Stated exercise: Lines that hold the string "Search" are to be counted; give only their number.

Records provided:
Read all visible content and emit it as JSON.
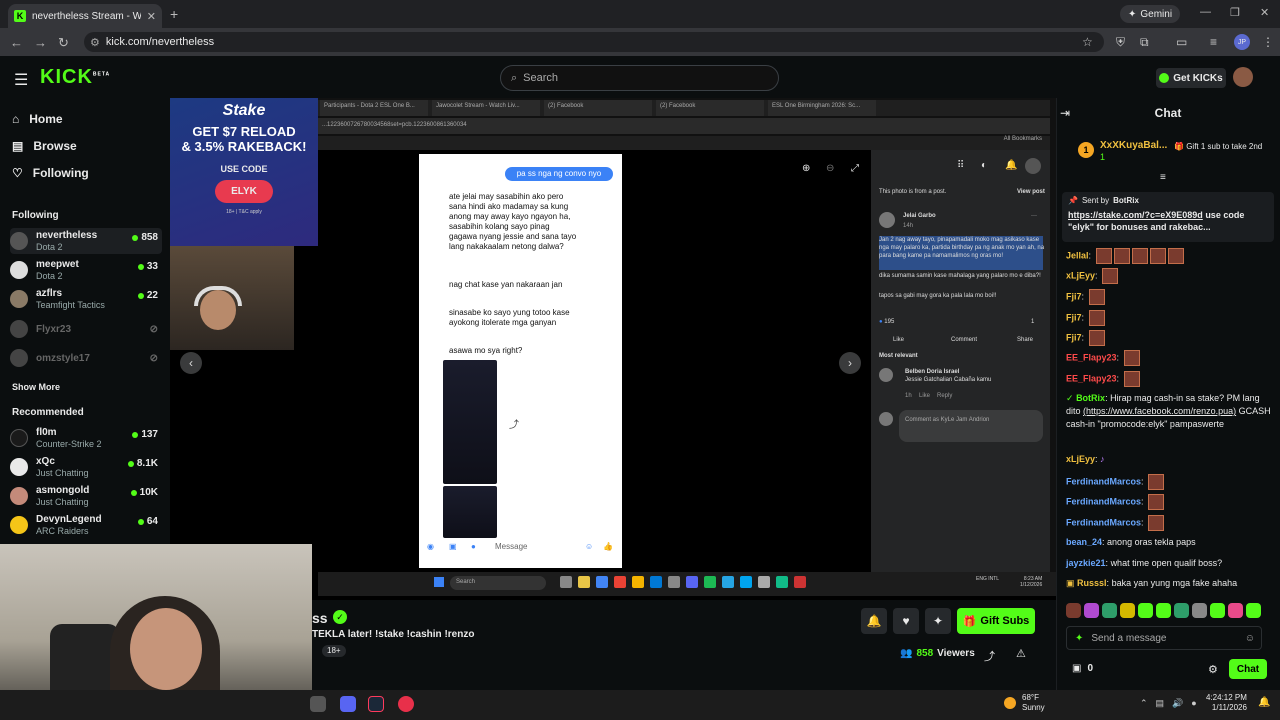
{
  "browser": {
    "tab_title": "nevertheless Stream - Watch Liv...",
    "url": "kick.com/nevertheless",
    "gemini_label": "Gemini",
    "profile_initials": "JP"
  },
  "header": {
    "logo": "KICK",
    "logo_badge": "BETA",
    "search_placeholder": "Search",
    "get_kicks": "Get KICKs"
  },
  "sidebar": {
    "nav": [
      {
        "label": "Home",
        "icon": "home-icon"
      },
      {
        "label": "Browse",
        "icon": "browse-icon"
      },
      {
        "label": "Following",
        "icon": "heart-icon"
      }
    ],
    "following_title": "Following",
    "following": [
      {
        "name": "nevertheless",
        "game": "Dota 2",
        "viewers": "858",
        "live": true
      },
      {
        "name": "meepwet",
        "game": "Dota 2",
        "viewers": "33",
        "live": true
      },
      {
        "name": "azflrs",
        "game": "Teamfight Tactics",
        "viewers": "22",
        "live": true
      },
      {
        "name": "Flyxr23",
        "game": "",
        "viewers": "",
        "live": false
      },
      {
        "name": "omzstyle17",
        "game": "",
        "viewers": "",
        "live": false
      }
    ],
    "show_more": "Show More",
    "recommended_title": "Recommended",
    "recommended": [
      {
        "name": "fl0m",
        "game": "Counter-Strike 2",
        "viewers": "137"
      },
      {
        "name": "xQc",
        "game": "Just Chatting",
        "viewers": "8.1K"
      },
      {
        "name": "asmongold",
        "game": "Just Chatting",
        "viewers": "10K"
      },
      {
        "name": "DevynLegend",
        "game": "ARC Raiders",
        "viewers": "64"
      }
    ]
  },
  "ad": {
    "brand": "Stake",
    "line1": "GET $7 RELOAD",
    "line2": "& 3.5% RAKEBACK!",
    "use_code": "USE CODE",
    "code": "ELYK",
    "fine": "18+ | T&C apply"
  },
  "screenshare": {
    "tabs": [
      "Participants - Dota 2 ESL One B...",
      "Jawocolet Stream - Watch Liv...",
      "(2) Facebook",
      "(2) Facebook",
      "ESL One Birmingham 2026: Sc..."
    ],
    "address": "...1223600726780034568set=pcb.1223600861360034",
    "bookmarks": "All Bookmarks",
    "chat": {
      "me": "pa ss nga ng convo nyo",
      "msg1": "ate jelai may sasabihin ako pero sana hindi ako madamay sa kung anong may away kayo ngayon ha, sasabihin kolang sayo pinag gagawa nyang jessie and sana tayo lang nakakaalam netong dalwa?",
      "msg2": "nag chat kase yan nakaraan jan",
      "msg3": "sinasabe ko sayo yung totoo kase ayokong itolerate mga ganyan",
      "msg4": "asawa mo sya right?",
      "message_placeholder": "Message"
    },
    "fb": {
      "from_post": "This photo is from a post.",
      "view_post": "View post",
      "poster": "Jelai Garbo",
      "post_time": "14h",
      "post_text": "Jan 2 nag away tayo, pinapamadali moko mag asikaso kase nga may palaro ka, partida birthday pa ng anak mo yan ah, na para bang kame pa namamalimos ng oras mo!",
      "post_text2": "dika sumama samin kase mahalaga yang palaro mo e diba?!",
      "post_text3": "tapos sa gabi may gora ka pala lala mo boi!!",
      "reactions": "195",
      "comments_count": "1",
      "like": "Like",
      "comment": "Comment",
      "share": "Share",
      "most_relevant": "Most relevant",
      "commenter": "Belben Doria Israel",
      "comment_text": "Jessie Gatchalian Cabaña kamu",
      "comment_time": "1h",
      "comment_like": "Like",
      "comment_reply": "Reply",
      "comment_as": "Comment as KyLe Jam Andrion"
    },
    "taskbar": {
      "search": "Search",
      "lang": "ENG INTL",
      "time": "8:23 AM",
      "date": "1/12/2026"
    }
  },
  "stream": {
    "name": "ss",
    "title": "TEKLA later! !stake !cashin !renzo",
    "age": "18+",
    "gift_subs": "Gift Subs",
    "viewers": "858",
    "viewers_label": "Viewers"
  },
  "chat": {
    "title": "Chat",
    "top_gifter": "XxXKuyaBal...",
    "top_gifter_count": "1",
    "top_gifter_rank": "1",
    "gift_prompt": "Gift 1 sub to take 2nd",
    "pinned_by_label": "Sent by",
    "pinned_by": "BotRix",
    "pinned_link": "https://stake.com/?c=eX9E089d",
    "pinned_text": " use code \"elyk\" for bonuses and rakebac...",
    "messages": [
      {
        "user": "Jellal",
        "text": "",
        "color": "#f0c040",
        "emotes": 5
      },
      {
        "user": "xLjEyy",
        "text": "",
        "color": "#f0c040",
        "emotes": 1
      },
      {
        "user": "Fji7",
        "text": "",
        "color": "#f0c040",
        "emotes": 1
      },
      {
        "user": "Fji7",
        "text": "",
        "color": "#f0c040",
        "emotes": 1
      },
      {
        "user": "Fji7",
        "text": "",
        "color": "#f0c040",
        "emotes": 1
      },
      {
        "user": "EE_Flapy23",
        "text": "",
        "color": "#ff4b4b",
        "emotes": 1
      },
      {
        "user": "EE_Flapy23",
        "text": "",
        "color": "#ff4b4b",
        "emotes": 1
      },
      {
        "user": "BotRix",
        "text": "Hirap mag cash-in sa stake? PM lang dito",
        "color": "#53fc18",
        "emotes": 0
      },
      {
        "user": "xLjEyy",
        "text": "",
        "color": "#f0c040",
        "emotes": 0
      },
      {
        "user": "FerdinandMarcos",
        "text": "",
        "color": "#6aa8ff",
        "emotes": 1
      },
      {
        "user": "FerdinandMarcos",
        "text": "",
        "color": "#6aa8ff",
        "emotes": 1
      },
      {
        "user": "FerdinandMarcos",
        "text": "",
        "color": "#6aa8ff",
        "emotes": 1
      },
      {
        "user": "bean_24",
        "text": "anong oras tekla paps",
        "color": "#6aa8ff",
        "emotes": 0
      },
      {
        "user": "jayzkie21",
        "text": "what time open qualif boss?",
        "color": "#6aa8ff",
        "emotes": 0
      },
      {
        "user": "Russsl",
        "text": "baka yan yung mga fake ahaha",
        "color": "#f0c040",
        "emotes": 0
      }
    ],
    "botrix_link": "(https://www.facebook.com/renzo.pua)",
    "botrix_tail": " GCASH cash-in \"promocode:elyk\" pampaswerte",
    "send_placeholder": "Send a message",
    "kicks_count": "0",
    "chat_button": "Chat"
  },
  "os_taskbar": {
    "temp": "68°F",
    "weather": "Sunny",
    "time": "4:24:12 PM",
    "date": "1/11/2026"
  },
  "colors": {
    "accent": "#53fc18",
    "bg": "#0b0e0f"
  }
}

Exercise output: 2